DATASET ENTRIES =
============

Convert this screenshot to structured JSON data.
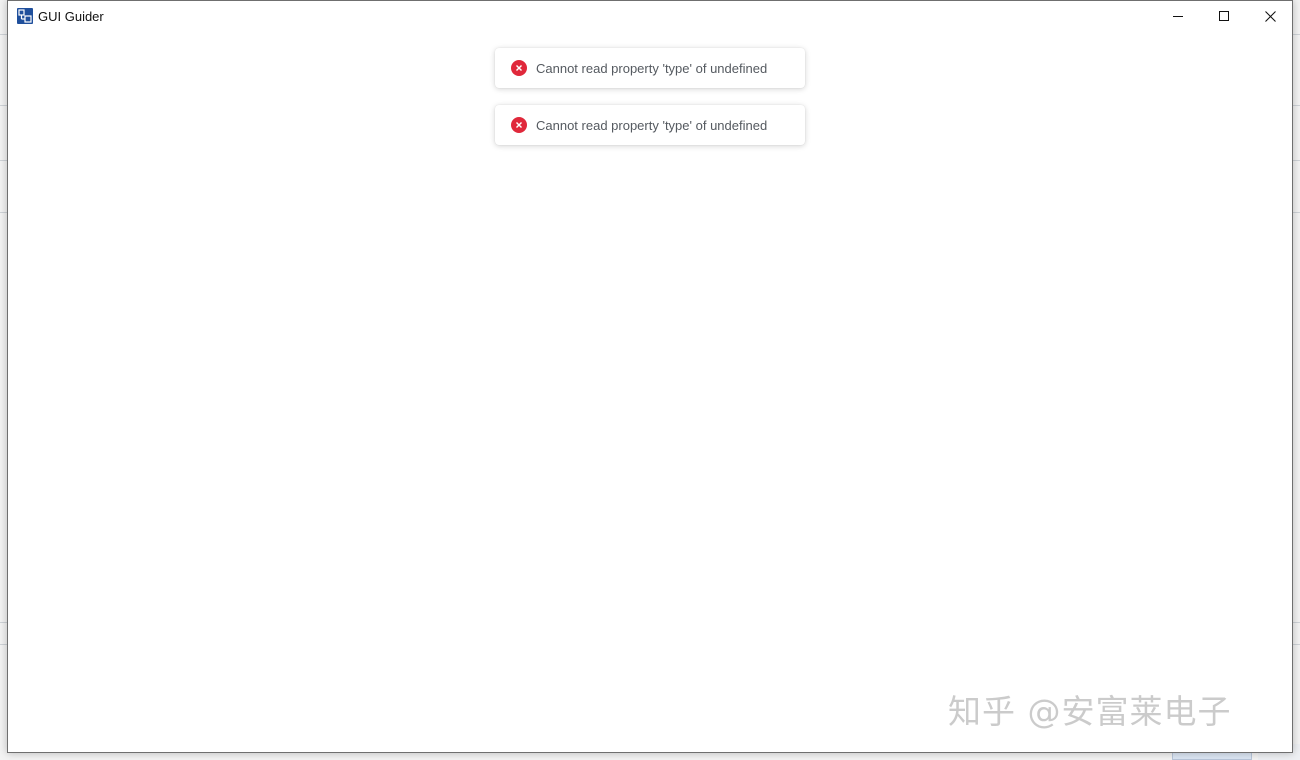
{
  "window": {
    "title": "GUI Guider",
    "buttons": {
      "minimize": "minimize",
      "maximize": "maximize",
      "close": "close"
    }
  },
  "toasts": [
    {
      "type": "error",
      "message": "Cannot read property 'type' of undefined"
    },
    {
      "type": "error",
      "message": "Cannot read property 'type' of undefined"
    }
  ],
  "watermark": "知乎 @安富莱电子",
  "colors": {
    "error": "#e0283b",
    "app_icon": "#1f4f9c",
    "toast_text": "#555a60"
  }
}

============

WORK REQUIRED = Repeat the listing in full and exactly. Leave any pictures out.

FINAL RESULT =
Convert this screenshot to structured JSON data.
{
  "window": {
    "title": "GUI Guider",
    "buttons": {
      "minimize": "minimize",
      "maximize": "maximize",
      "close": "close"
    }
  },
  "toasts": [
    {
      "type": "error",
      "message": "Cannot read property 'type' of undefined"
    },
    {
      "type": "error",
      "message": "Cannot read property 'type' of undefined"
    }
  ],
  "watermark": "知乎 @安富莱电子",
  "colors": {
    "error": "#e0283b",
    "app_icon": "#1f4f9c",
    "toast_text": "#555a60"
  }
}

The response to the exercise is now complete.